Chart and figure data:
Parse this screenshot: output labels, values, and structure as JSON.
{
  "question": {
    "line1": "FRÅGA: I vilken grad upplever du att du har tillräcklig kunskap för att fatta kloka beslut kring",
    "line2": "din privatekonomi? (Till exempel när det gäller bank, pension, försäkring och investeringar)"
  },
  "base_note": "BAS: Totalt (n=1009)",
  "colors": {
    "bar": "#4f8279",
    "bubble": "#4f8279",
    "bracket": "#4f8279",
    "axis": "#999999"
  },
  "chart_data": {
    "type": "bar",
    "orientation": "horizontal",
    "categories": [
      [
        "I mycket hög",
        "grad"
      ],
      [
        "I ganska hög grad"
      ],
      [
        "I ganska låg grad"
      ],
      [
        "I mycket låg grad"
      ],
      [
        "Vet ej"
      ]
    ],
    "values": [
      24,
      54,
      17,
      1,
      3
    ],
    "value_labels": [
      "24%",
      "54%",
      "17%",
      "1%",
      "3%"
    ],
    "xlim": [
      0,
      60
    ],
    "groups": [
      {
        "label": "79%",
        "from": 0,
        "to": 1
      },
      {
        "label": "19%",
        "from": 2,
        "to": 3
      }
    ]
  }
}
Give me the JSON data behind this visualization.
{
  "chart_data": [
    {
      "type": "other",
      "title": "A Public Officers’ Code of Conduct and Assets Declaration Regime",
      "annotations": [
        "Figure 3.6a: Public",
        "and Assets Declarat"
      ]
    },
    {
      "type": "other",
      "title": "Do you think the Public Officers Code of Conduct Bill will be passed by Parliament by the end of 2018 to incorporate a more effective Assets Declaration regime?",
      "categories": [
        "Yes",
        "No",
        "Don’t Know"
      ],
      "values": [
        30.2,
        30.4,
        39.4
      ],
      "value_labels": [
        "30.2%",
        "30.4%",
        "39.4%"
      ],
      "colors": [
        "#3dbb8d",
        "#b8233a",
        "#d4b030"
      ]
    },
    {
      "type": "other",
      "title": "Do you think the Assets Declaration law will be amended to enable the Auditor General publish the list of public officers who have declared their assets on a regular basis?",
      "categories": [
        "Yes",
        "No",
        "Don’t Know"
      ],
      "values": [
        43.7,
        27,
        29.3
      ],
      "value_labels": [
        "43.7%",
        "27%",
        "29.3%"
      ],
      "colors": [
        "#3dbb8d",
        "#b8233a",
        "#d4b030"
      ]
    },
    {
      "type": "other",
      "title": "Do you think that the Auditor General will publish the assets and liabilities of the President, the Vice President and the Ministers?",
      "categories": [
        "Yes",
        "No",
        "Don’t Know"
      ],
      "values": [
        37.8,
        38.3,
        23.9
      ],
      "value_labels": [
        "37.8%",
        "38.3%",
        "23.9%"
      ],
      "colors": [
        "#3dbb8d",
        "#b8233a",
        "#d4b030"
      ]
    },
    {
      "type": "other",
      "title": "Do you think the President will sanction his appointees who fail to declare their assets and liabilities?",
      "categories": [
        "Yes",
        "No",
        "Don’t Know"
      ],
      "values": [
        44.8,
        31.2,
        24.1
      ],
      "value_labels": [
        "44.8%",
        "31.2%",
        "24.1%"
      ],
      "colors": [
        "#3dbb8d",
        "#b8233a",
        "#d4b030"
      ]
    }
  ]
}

Task details:
Report how many lines of the data hold the string "JSON"; give only the number.

Task response:
2